### Available data
+---+

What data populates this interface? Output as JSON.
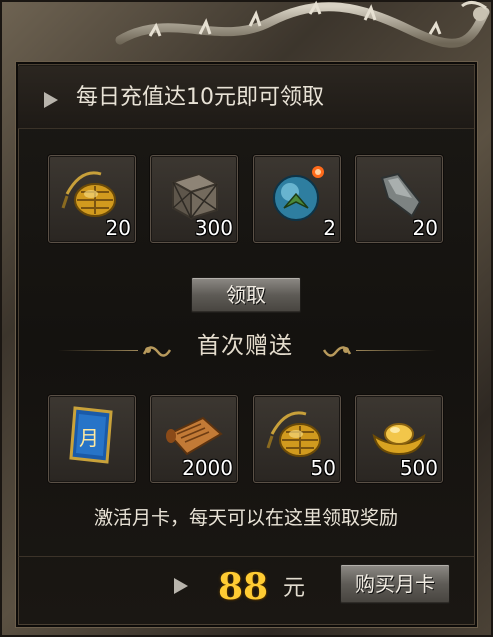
{
  "header": {
    "text": "每日充值达10元即可领取"
  },
  "daily_rewards": [
    {
      "icon": "golden-beetle-icon",
      "qty": "20"
    },
    {
      "icon": "wooden-crate-icon",
      "qty": "300"
    },
    {
      "icon": "blue-orb-icon",
      "qty": "2"
    },
    {
      "icon": "stone-fragment-icon",
      "qty": "20"
    }
  ],
  "claim_button": {
    "label": "领取"
  },
  "first_gift": {
    "title": "首次赠送"
  },
  "first_rewards": [
    {
      "icon": "month-card-icon",
      "qty": "",
      "card_char": "月"
    },
    {
      "icon": "scroll-icon",
      "qty": "2000"
    },
    {
      "icon": "golden-beetle-icon",
      "qty": "50"
    },
    {
      "icon": "gold-ingot-icon",
      "qty": "500"
    }
  ],
  "description": "激活月卡，每天可以在这里领取奖励",
  "purchase": {
    "price": "88",
    "unit": "元",
    "button_label": "购买月卡"
  },
  "colors": {
    "price": "#ffcc33",
    "panel": "#1b1915",
    "frame": "#5b5142"
  }
}
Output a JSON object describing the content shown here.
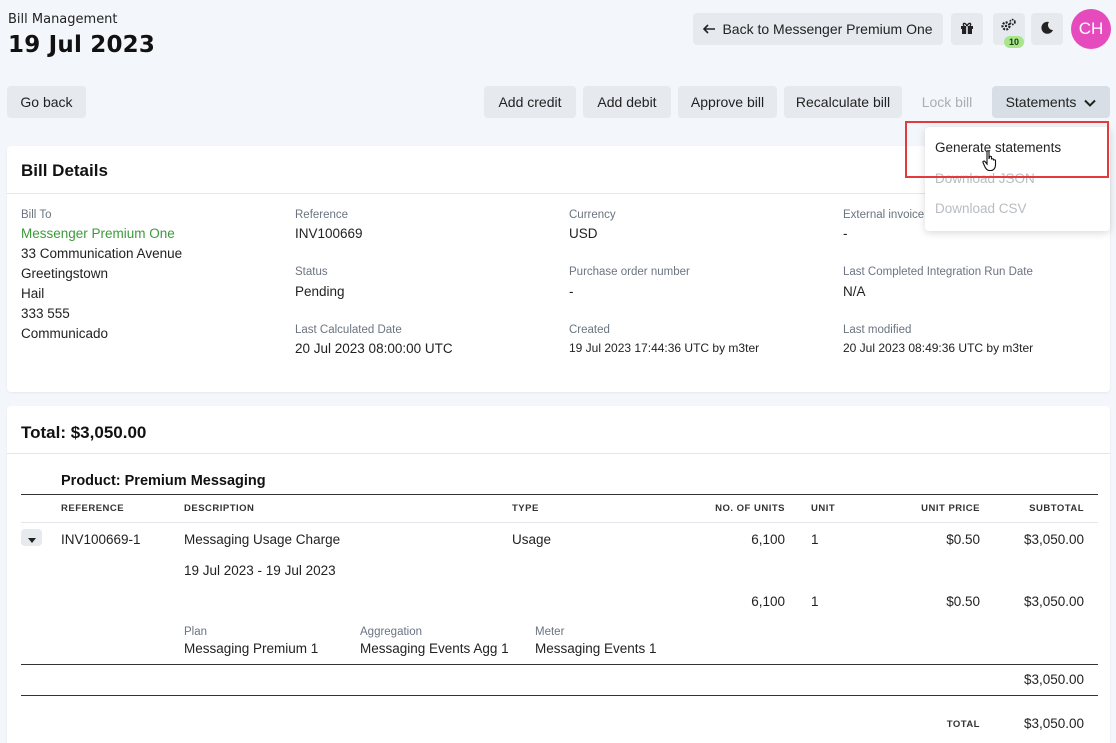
{
  "header": {
    "breadcrumb": "Bill Management",
    "title": "19 Jul 2023",
    "back_label": "Back to Messenger Premium One",
    "notification_count": "10",
    "avatar_initials": "CH"
  },
  "toolbar": {
    "go_back": "Go back",
    "add_credit": "Add credit",
    "add_debit": "Add debit",
    "approve_bill": "Approve bill",
    "recalculate_bill": "Recalculate bill",
    "lock_bill": "Lock bill",
    "statements": "Statements"
  },
  "statements_menu": {
    "items": [
      "Generate statements",
      "Download JSON",
      "Download CSV"
    ]
  },
  "bill_details": {
    "title": "Bill Details",
    "bill_to_label": "Bill To",
    "bill_to_name": "Messenger Premium One",
    "address": [
      "33 Communication Avenue",
      "Greetingstown",
      "Hail",
      "333 555",
      "Communicado"
    ],
    "reference_label": "Reference",
    "reference": "INV100669",
    "status_label": "Status",
    "status": "Pending",
    "last_calculated_label": "Last Calculated Date",
    "last_calculated": "20 Jul 2023 08:00:00 UTC",
    "currency_label": "Currency",
    "currency": "USD",
    "po_label": "Purchase order number",
    "po": "-",
    "created_label": "Created",
    "created": "19 Jul 2023 17:44:36 UTC by m3ter",
    "external_invoice_label": "External invoice",
    "external_invoice": "-",
    "last_integration_label": "Last Completed Integration Run Date",
    "last_integration": "N/A",
    "last_modified_label": "Last modified",
    "last_modified": "20 Jul 2023 08:49:36 UTC by m3ter"
  },
  "totals": {
    "title": "Total: $3,050.00",
    "product_title": "Product: Premium Messaging",
    "columns": [
      "REFERENCE",
      "DESCRIPTION",
      "TYPE",
      "NO. OF UNITS",
      "UNIT",
      "UNIT PRICE",
      "SUBTOTAL"
    ],
    "row": {
      "reference": "INV100669-1",
      "description": "Messaging Usage Charge",
      "type": "Usage",
      "units": "6,100",
      "unit": "1",
      "unit_price": "$0.50",
      "subtotal": "$3,050.00",
      "date_range": "19 Jul 2023 - 19 Jul 2023"
    },
    "subrow": {
      "units": "6,100",
      "unit": "1",
      "unit_price": "$0.50",
      "subtotal": "$3,050.00"
    },
    "plan_label": "Plan",
    "plan": "Messaging Premium 1",
    "aggregation_label": "Aggregation",
    "aggregation": "Messaging Events Agg 1",
    "meter_label": "Meter",
    "meter": "Messaging Events 1",
    "product_subtotal": "$3,050.00",
    "total_label": "TOTAL",
    "total": "$3,050.00"
  },
  "colors": {
    "link": "#3d9a3b",
    "avatar": "#e54bbd",
    "badge": "#a8e68b",
    "highlight": "#e23b3b"
  }
}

+---+

### Written request
Print every entry exactly as written, without the pictures.

### Answer in full
What data populates this interface? Output as JSON.
{
  "header": {
    "text": "每日充值达10元即可领取"
  },
  "daily_rewards": [
    {
      "icon": "golden-beetle-icon",
      "qty": "20"
    },
    {
      "icon": "wooden-crate-icon",
      "qty": "300"
    },
    {
      "icon": "blue-orb-icon",
      "qty": "2"
    },
    {
      "icon": "stone-fragment-icon",
      "qty": "20"
    }
  ],
  "claim_button": {
    "label": "领取"
  },
  "first_gift": {
    "title": "首次赠送"
  },
  "first_rewards": [
    {
      "icon": "month-card-icon",
      "qty": "",
      "card_char": "月"
    },
    {
      "icon": "scroll-icon",
      "qty": "2000"
    },
    {
      "icon": "golden-beetle-icon",
      "qty": "50"
    },
    {
      "icon": "gold-ingot-icon",
      "qty": "500"
    }
  ],
  "description": "激活月卡，每天可以在这里领取奖励",
  "purchase": {
    "price": "88",
    "unit": "元",
    "button_label": "购买月卡"
  },
  "colors": {
    "price": "#ffcc33",
    "panel": "#1b1915",
    "frame": "#5b5142"
  }
}
Output a JSON object describing the content shown here.
{
  "header": {
    "breadcrumb": "Bill Management",
    "title": "19 Jul 2023",
    "back_label": "Back to Messenger Premium One",
    "notification_count": "10",
    "avatar_initials": "CH"
  },
  "toolbar": {
    "go_back": "Go back",
    "add_credit": "Add credit",
    "add_debit": "Add debit",
    "approve_bill": "Approve bill",
    "recalculate_bill": "Recalculate bill",
    "lock_bill": "Lock bill",
    "statements": "Statements"
  },
  "statements_menu": {
    "items": [
      "Generate statements",
      "Download JSON",
      "Download CSV"
    ]
  },
  "bill_details": {
    "title": "Bill Details",
    "bill_to_label": "Bill To",
    "bill_to_name": "Messenger Premium One",
    "address": [
      "33 Communication Avenue",
      "Greetingstown",
      "Hail",
      "333 555",
      "Communicado"
    ],
    "reference_label": "Reference",
    "reference": "INV100669",
    "status_label": "Status",
    "status": "Pending",
    "last_calculated_label": "Last Calculated Date",
    "last_calculated": "20 Jul 2023 08:00:00 UTC",
    "currency_label": "Currency",
    "currency": "USD",
    "po_label": "Purchase order number",
    "po": "-",
    "created_label": "Created",
    "created": "19 Jul 2023 17:44:36 UTC by m3ter",
    "external_invoice_label": "External invoice",
    "external_invoice": "-",
    "last_integration_label": "Last Completed Integration Run Date",
    "last_integration": "N/A",
    "last_modified_label": "Last modified",
    "last_modified": "20 Jul 2023 08:49:36 UTC by m3ter"
  },
  "totals": {
    "title": "Total: $3,050.00",
    "product_title": "Product: Premium Messaging",
    "columns": [
      "REFERENCE",
      "DESCRIPTION",
      "TYPE",
      "NO. OF UNITS",
      "UNIT",
      "UNIT PRICE",
      "SUBTOTAL"
    ],
    "row": {
      "reference": "INV100669-1",
      "description": "Messaging Usage Charge",
      "type": "Usage",
      "units": "6,100",
      "unit": "1",
      "unit_price": "$0.50",
      "subtotal": "$3,050.00",
      "date_range": "19 Jul 2023 - 19 Jul 2023"
    },
    "subrow": {
      "units": "6,100",
      "unit": "1",
      "unit_price": "$0.50",
      "subtotal": "$3,050.00"
    },
    "plan_label": "Plan",
    "plan": "Messaging Premium 1",
    "aggregation_label": "Aggregation",
    "aggregation": "Messaging Events Agg 1",
    "meter_label": "Meter",
    "meter": "Messaging Events 1",
    "product_subtotal": "$3,050.00",
    "total_label": "TOTAL",
    "total": "$3,050.00"
  },
  "colors": {
    "link": "#3d9a3b",
    "avatar": "#e54bbd",
    "badge": "#a8e68b",
    "highlight": "#e23b3b"
  }
}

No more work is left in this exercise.